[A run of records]

____________

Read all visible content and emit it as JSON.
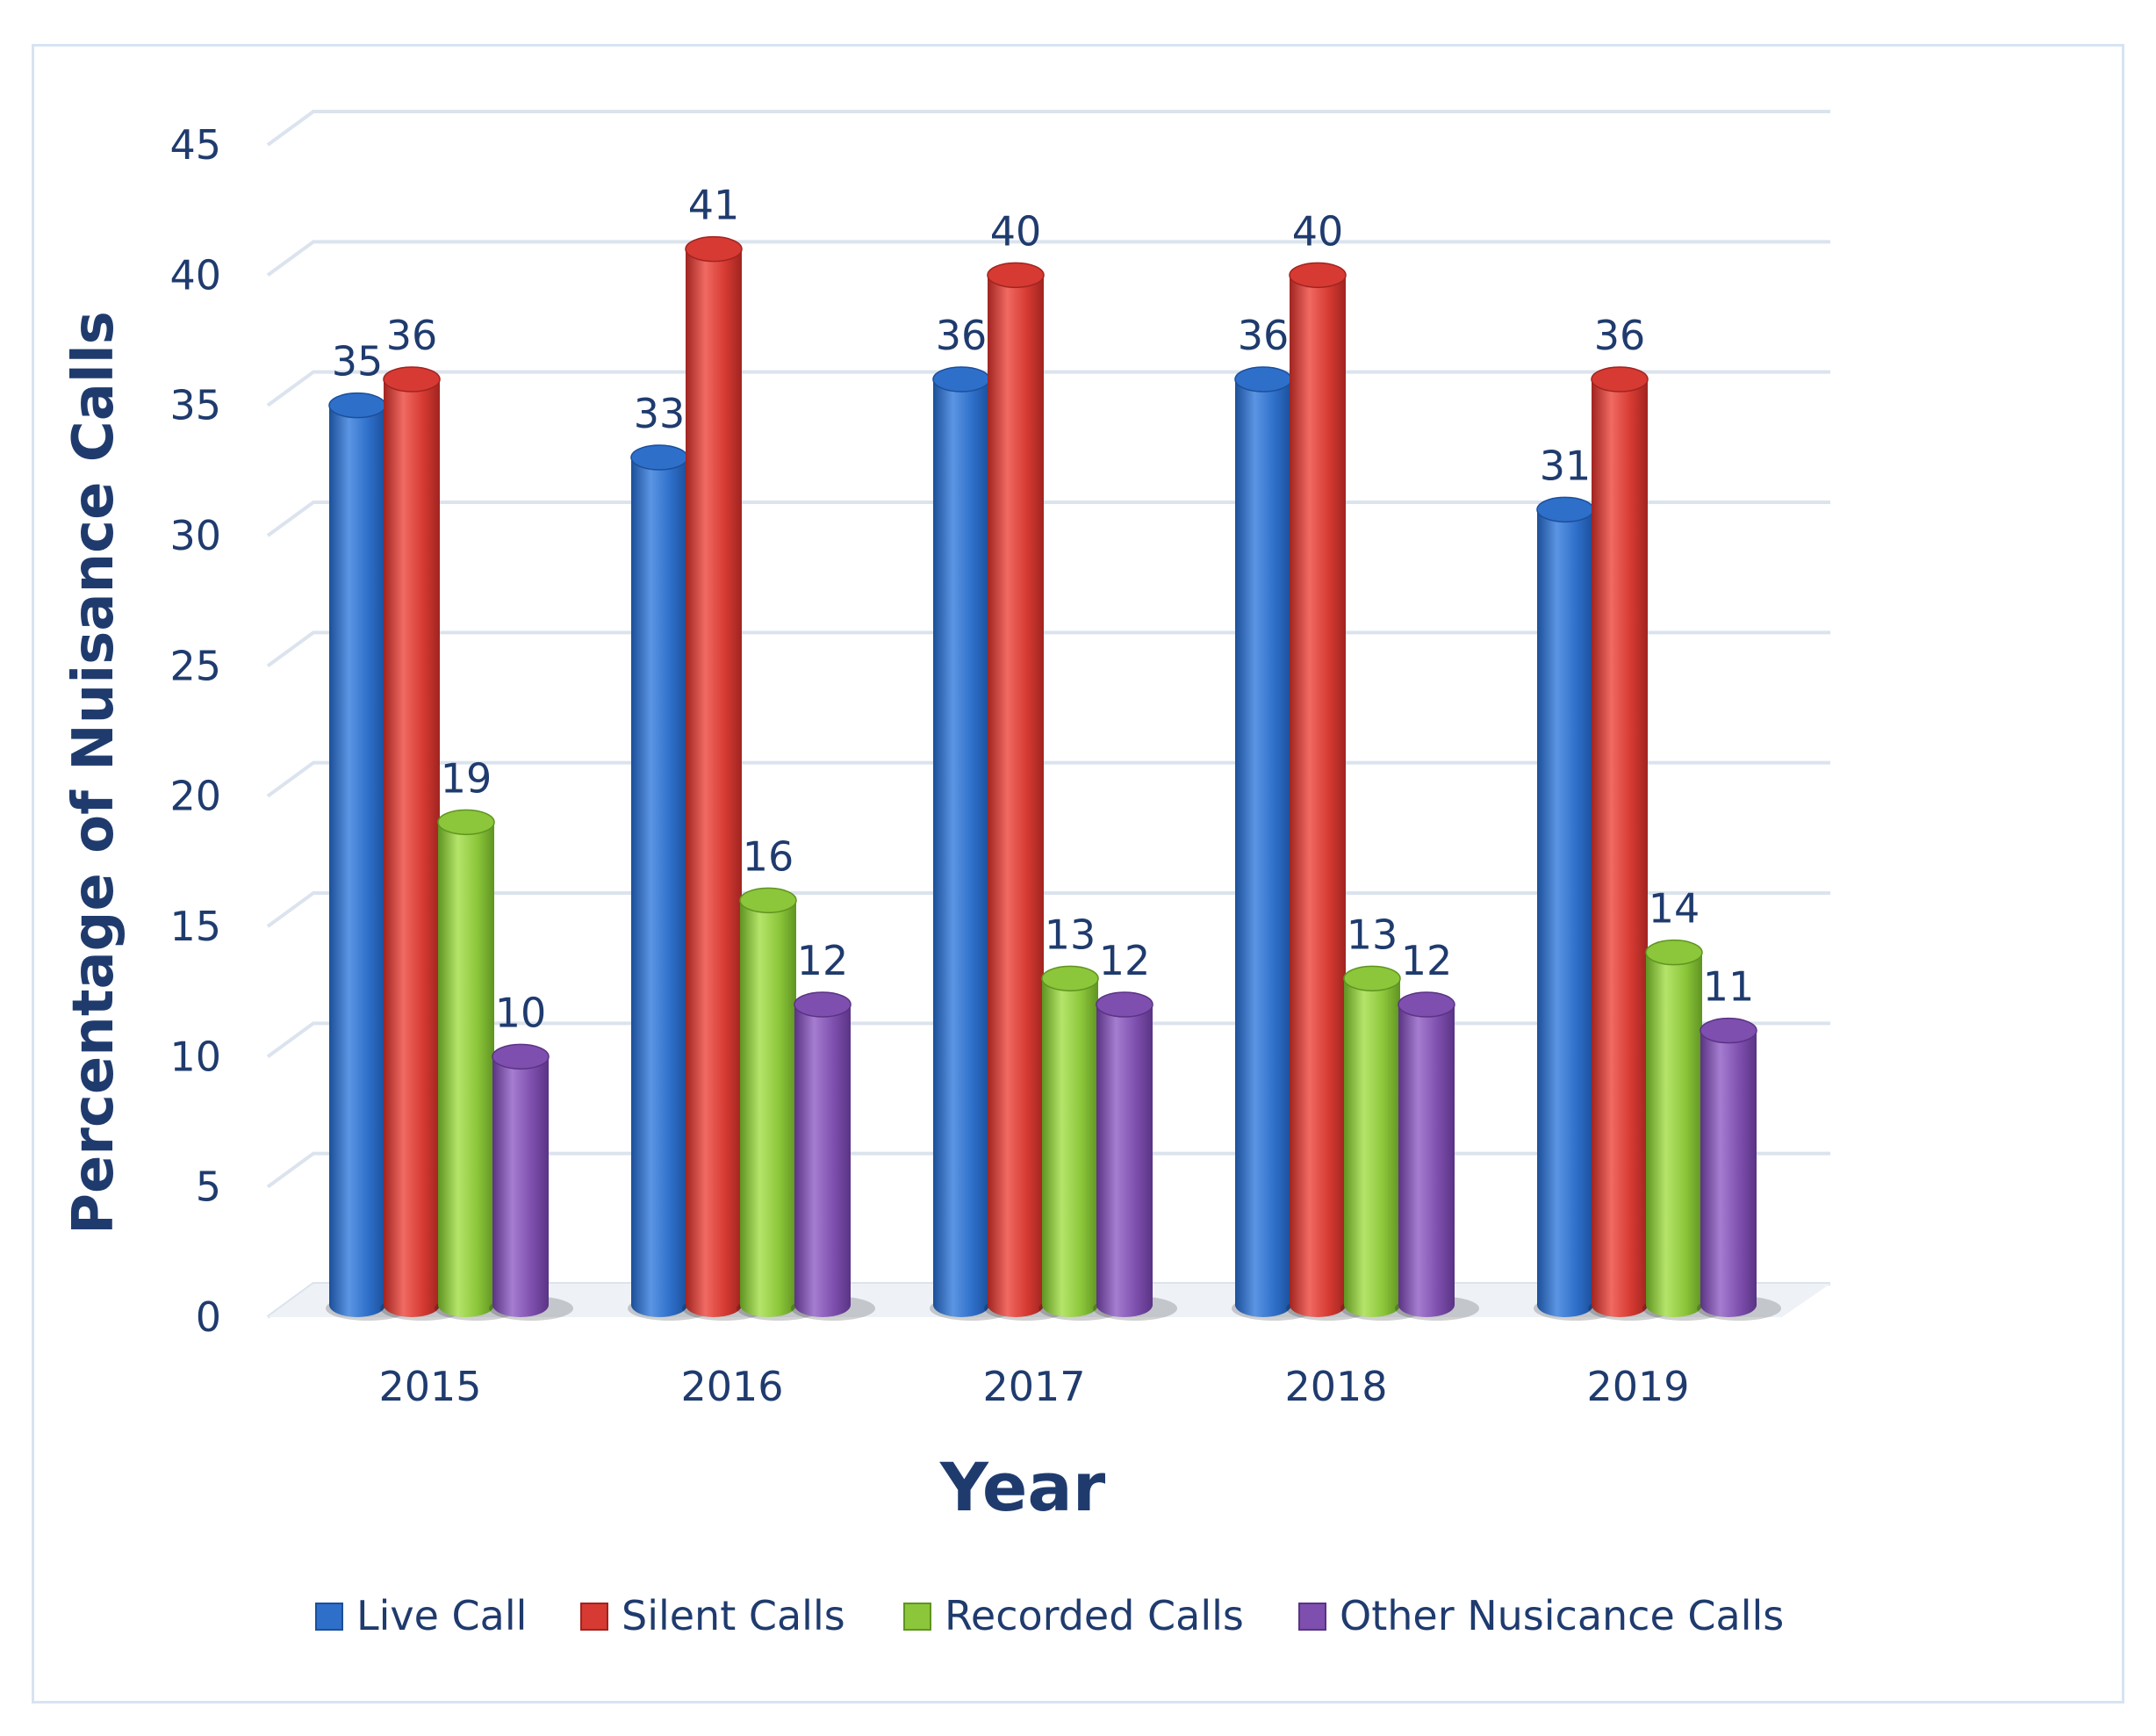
{
  "chart_data": {
    "type": "bar",
    "title": "",
    "xlabel": "Year",
    "ylabel": "Percentage of Nuisance Calls",
    "ylim": [
      0,
      45
    ],
    "yticks": [
      "0",
      "5",
      "10",
      "15",
      "20",
      "25",
      "30",
      "35",
      "40",
      "45"
    ],
    "ytick_values": [
      0,
      5,
      10,
      15,
      20,
      25,
      30,
      35,
      40,
      45
    ],
    "categories": [
      "2015",
      "2016",
      "2017",
      "2018",
      "2019"
    ],
    "grid": true,
    "legend_position": "bottom",
    "series": [
      {
        "name": "Live Call",
        "color": "#2e6fca",
        "dark": "#1c4f99",
        "light": "#5b95e3",
        "values": [
          35,
          33,
          36,
          36,
          31
        ],
        "labels": [
          "35",
          "33",
          "36",
          "36",
          "31"
        ]
      },
      {
        "name": "Silent Calls",
        "color": "#d63a32",
        "dark": "#a02420",
        "light": "#f06a62",
        "values": [
          36,
          41,
          40,
          40,
          36
        ],
        "labels": [
          "36",
          "41",
          "40",
          "40",
          "36"
        ]
      },
      {
        "name": "Recorded Calls",
        "color": "#8cc63a",
        "dark": "#5f9421",
        "light": "#b5e46a",
        "values": [
          19,
          16,
          13,
          13,
          14
        ],
        "labels": [
          "19",
          "16",
          "13",
          "13",
          "14"
        ]
      },
      {
        "name": "Other Nusicance Calls",
        "color": "#7e4fae",
        "dark": "#5a3384",
        "light": "#a57dd0",
        "values": [
          10,
          12,
          12,
          12,
          11
        ],
        "labels": [
          "10",
          "12",
          "12",
          "12",
          "11"
        ]
      }
    ]
  }
}
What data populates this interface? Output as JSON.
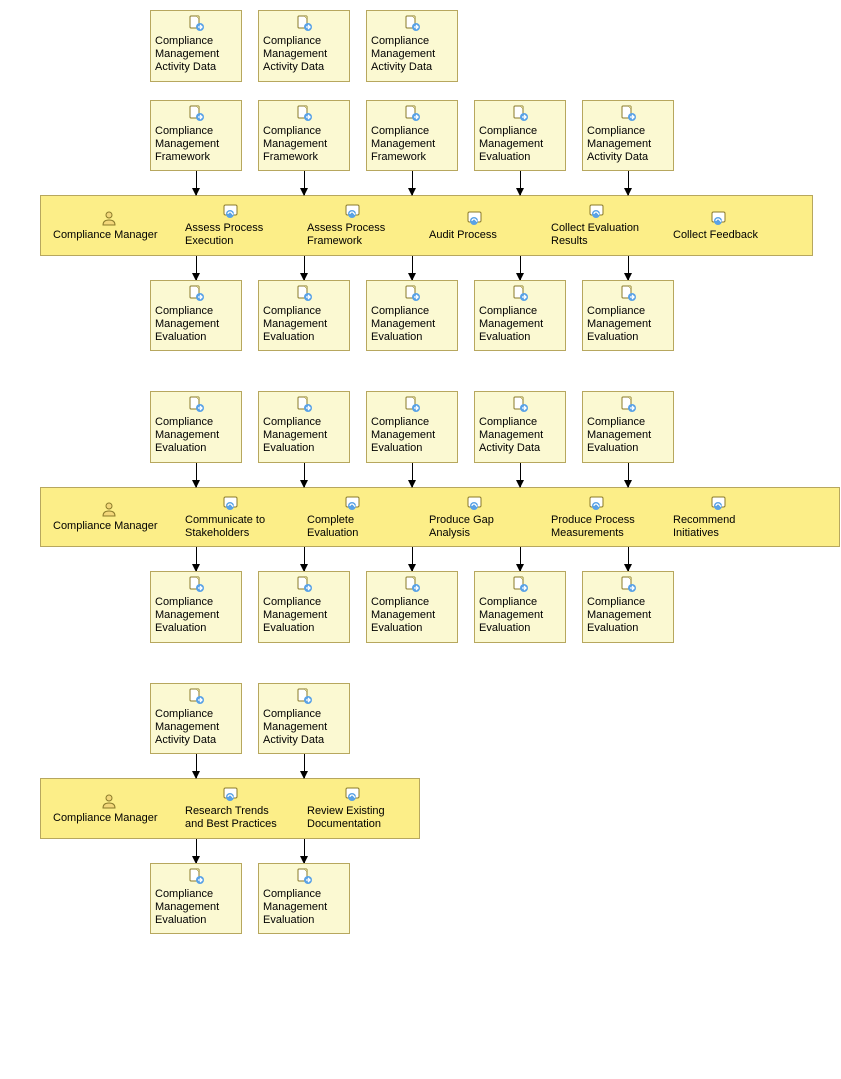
{
  "colors": {
    "node_bg": "#fbf9d2",
    "node_border": "#b7a75e",
    "activity_bg": "#fcee88",
    "arrow": "#000000",
    "text": "#000000"
  },
  "role_label": "Compliance Manager",
  "sections": [
    {
      "role": "Compliance Manager",
      "activity_bar_width": 773,
      "columns": [
        {
          "inputs": [
            "Compliance Management Activity Data",
            "Compliance Management Framework"
          ],
          "activity": "Assess Process Execution",
          "output": "Compliance Management Evaluation"
        },
        {
          "inputs": [
            "Compliance Management Activity Data",
            "Compliance Management Framework"
          ],
          "activity": "Assess Process Framework",
          "output": "Compliance Management Evaluation"
        },
        {
          "inputs": [
            "Compliance Management Activity Data",
            "Compliance Management Framework"
          ],
          "activity": "Audit Process",
          "output": "Compliance Management Evaluation"
        },
        {
          "inputs": [
            "Compliance Management Evaluation"
          ],
          "activity": "Collect Evaluation Results",
          "output": "Compliance Management Evaluation"
        },
        {
          "inputs": [
            "Compliance Management Activity Data"
          ],
          "activity": "Collect Feedback",
          "output": "Compliance Management Evaluation"
        }
      ]
    },
    {
      "role": "Compliance Manager",
      "activity_bar_width": 800,
      "columns": [
        {
          "inputs": [
            "Compliance Management Evaluation"
          ],
          "activity": "Communicate to Stakeholders",
          "output": "Compliance Management Evaluation"
        },
        {
          "inputs": [
            "Compliance Management Evaluation"
          ],
          "activity": "Complete Evaluation",
          "output": "Compliance Management Evaluation"
        },
        {
          "inputs": [
            "Compliance Management Evaluation"
          ],
          "activity": "Produce Gap Analysis",
          "output": "Compliance Management Evaluation"
        },
        {
          "inputs": [
            "Compliance Management Activity Data"
          ],
          "activity": "Produce Process Measurements",
          "output": "Compliance Management Evaluation"
        },
        {
          "inputs": [
            "Compliance Management Evaluation"
          ],
          "activity": "Recommend Initiatives",
          "output": "Compliance Management Evaluation"
        }
      ]
    },
    {
      "role": "Compliance Manager",
      "activity_bar_width": 380,
      "columns": [
        {
          "inputs": [
            "Compliance Management Activity Data"
          ],
          "activity": "Research Trends and Best Practices",
          "output": "Compliance Management Evaluation"
        },
        {
          "inputs": [
            "Compliance Management Activity Data"
          ],
          "activity": "Review Existing Documentation",
          "output": "Compliance Management Evaluation"
        }
      ]
    }
  ]
}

____________

- Direction -
Gather from the entries above all lines that include the string "Calls".

- Solution for this exercise -
    "ylabel": "Percentage of Nuisance Calls",
        "name": "Silent Calls",
        "name": "Recorded Calls",
        "name": "Other Nusicance Calls",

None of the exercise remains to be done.